▸ SET PROBLEM
Copy each line that holds "Velocity".

▸ STORED RECORDS
((
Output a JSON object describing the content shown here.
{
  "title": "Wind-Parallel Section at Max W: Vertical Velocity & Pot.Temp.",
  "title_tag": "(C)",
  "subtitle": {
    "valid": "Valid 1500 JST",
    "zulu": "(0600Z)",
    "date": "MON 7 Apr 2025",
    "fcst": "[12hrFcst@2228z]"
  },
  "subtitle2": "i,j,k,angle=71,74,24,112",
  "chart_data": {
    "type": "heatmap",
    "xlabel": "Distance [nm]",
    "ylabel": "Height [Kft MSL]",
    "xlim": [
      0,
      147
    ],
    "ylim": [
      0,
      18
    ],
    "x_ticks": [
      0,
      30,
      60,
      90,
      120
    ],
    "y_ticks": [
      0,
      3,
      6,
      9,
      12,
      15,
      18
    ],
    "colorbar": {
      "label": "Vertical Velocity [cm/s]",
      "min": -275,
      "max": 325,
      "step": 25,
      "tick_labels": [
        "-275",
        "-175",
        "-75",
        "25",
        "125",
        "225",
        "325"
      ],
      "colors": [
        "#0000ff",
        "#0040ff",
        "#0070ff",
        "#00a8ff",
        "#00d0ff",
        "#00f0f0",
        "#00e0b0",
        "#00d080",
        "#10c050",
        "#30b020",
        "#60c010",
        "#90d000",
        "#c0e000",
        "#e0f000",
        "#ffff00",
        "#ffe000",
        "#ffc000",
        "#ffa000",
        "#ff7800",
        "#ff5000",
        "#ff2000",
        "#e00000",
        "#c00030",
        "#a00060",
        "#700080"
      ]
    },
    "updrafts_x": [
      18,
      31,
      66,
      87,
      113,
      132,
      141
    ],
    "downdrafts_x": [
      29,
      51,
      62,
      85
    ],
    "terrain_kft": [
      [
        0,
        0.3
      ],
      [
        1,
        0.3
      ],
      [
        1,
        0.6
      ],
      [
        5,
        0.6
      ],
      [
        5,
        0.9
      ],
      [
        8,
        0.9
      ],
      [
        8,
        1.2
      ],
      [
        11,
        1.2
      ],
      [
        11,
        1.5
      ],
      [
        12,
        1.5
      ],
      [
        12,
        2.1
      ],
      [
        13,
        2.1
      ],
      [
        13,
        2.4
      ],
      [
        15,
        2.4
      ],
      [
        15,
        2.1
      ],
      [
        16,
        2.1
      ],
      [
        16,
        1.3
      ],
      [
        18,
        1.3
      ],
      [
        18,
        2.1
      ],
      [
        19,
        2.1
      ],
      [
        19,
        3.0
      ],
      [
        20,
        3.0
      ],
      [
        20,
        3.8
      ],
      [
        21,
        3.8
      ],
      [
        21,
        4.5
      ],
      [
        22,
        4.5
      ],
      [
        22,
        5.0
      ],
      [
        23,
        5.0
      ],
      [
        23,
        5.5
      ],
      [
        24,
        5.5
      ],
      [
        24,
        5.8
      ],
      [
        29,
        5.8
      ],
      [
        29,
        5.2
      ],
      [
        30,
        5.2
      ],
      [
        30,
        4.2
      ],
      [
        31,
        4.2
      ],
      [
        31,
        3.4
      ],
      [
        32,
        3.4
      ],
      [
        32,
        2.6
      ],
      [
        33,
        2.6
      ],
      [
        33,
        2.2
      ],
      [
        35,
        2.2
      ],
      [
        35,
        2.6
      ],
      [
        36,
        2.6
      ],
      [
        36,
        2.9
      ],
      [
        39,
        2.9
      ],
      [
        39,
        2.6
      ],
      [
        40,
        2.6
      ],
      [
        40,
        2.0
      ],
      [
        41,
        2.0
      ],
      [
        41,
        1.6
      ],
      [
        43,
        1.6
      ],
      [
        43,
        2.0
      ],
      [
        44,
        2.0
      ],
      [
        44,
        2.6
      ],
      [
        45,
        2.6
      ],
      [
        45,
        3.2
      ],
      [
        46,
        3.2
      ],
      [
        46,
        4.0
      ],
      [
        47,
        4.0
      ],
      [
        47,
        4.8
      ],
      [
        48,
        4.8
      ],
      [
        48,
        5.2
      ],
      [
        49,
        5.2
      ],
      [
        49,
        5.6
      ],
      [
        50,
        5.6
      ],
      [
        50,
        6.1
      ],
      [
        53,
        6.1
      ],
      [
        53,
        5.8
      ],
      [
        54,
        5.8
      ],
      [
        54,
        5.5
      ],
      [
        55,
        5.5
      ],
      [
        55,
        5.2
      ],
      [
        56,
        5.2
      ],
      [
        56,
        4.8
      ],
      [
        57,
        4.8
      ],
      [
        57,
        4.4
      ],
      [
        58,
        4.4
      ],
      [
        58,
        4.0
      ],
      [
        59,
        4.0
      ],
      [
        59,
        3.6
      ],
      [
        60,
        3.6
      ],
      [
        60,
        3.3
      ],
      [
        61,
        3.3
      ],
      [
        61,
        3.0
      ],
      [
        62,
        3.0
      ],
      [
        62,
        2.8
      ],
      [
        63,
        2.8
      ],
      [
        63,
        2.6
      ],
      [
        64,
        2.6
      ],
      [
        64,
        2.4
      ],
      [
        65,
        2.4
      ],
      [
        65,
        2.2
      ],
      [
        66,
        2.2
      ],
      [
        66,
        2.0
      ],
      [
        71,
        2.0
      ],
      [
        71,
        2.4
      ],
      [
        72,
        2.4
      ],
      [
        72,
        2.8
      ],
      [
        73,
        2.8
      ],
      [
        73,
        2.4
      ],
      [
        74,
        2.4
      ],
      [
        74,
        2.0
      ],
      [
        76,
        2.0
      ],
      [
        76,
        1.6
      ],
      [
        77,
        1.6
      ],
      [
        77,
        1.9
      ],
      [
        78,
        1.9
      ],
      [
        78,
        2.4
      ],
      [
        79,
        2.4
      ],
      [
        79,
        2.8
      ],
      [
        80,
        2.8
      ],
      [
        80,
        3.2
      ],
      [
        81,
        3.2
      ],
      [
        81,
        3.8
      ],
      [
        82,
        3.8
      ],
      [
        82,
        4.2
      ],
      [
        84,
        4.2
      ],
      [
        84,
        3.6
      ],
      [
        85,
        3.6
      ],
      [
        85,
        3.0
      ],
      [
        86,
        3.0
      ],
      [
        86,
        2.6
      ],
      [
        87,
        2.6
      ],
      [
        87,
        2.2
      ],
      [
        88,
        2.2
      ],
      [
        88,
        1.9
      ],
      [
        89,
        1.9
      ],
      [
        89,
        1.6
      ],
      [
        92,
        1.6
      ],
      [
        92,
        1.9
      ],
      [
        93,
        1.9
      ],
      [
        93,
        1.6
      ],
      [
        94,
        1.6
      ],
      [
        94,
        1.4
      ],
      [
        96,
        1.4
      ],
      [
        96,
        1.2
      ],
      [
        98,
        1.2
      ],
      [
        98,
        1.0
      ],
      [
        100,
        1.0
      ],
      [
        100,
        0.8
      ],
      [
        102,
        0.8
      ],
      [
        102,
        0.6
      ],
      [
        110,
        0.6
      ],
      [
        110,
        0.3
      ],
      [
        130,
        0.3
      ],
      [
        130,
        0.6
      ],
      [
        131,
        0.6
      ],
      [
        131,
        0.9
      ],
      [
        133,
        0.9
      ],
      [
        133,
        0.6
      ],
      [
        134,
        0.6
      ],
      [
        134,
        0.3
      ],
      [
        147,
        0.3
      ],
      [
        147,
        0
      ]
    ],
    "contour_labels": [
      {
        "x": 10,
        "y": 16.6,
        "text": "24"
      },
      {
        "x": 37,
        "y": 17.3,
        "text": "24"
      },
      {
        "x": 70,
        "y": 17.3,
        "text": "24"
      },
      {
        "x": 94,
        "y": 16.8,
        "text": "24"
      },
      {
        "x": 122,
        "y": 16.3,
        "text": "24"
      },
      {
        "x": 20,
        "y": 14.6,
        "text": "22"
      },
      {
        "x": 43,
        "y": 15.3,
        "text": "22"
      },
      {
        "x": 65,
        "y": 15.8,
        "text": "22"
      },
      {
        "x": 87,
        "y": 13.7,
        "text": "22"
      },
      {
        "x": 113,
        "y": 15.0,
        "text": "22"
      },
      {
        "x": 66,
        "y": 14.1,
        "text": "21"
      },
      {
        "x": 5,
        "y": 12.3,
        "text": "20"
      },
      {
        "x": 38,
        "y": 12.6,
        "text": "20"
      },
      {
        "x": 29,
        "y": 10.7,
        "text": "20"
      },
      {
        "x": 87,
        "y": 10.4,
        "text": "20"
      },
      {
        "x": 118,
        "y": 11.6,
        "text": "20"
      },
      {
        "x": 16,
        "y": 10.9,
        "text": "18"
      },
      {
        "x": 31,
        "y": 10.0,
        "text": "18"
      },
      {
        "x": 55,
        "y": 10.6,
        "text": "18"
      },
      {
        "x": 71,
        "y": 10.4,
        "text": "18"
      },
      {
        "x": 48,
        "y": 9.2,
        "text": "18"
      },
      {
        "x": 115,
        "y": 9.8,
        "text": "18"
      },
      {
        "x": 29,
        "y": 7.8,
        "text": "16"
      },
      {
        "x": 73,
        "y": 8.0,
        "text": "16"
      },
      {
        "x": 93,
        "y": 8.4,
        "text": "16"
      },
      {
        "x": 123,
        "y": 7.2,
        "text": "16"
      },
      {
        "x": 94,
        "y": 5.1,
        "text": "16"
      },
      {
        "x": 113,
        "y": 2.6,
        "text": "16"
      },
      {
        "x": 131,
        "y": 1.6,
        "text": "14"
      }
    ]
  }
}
))
▸ EXERCISE OUTPUT
  "title": "Wind-Parallel Section at Max W: Vertical Velocity & Pot.Temp.",
      "label": "Vertical Velocity [cm/s]",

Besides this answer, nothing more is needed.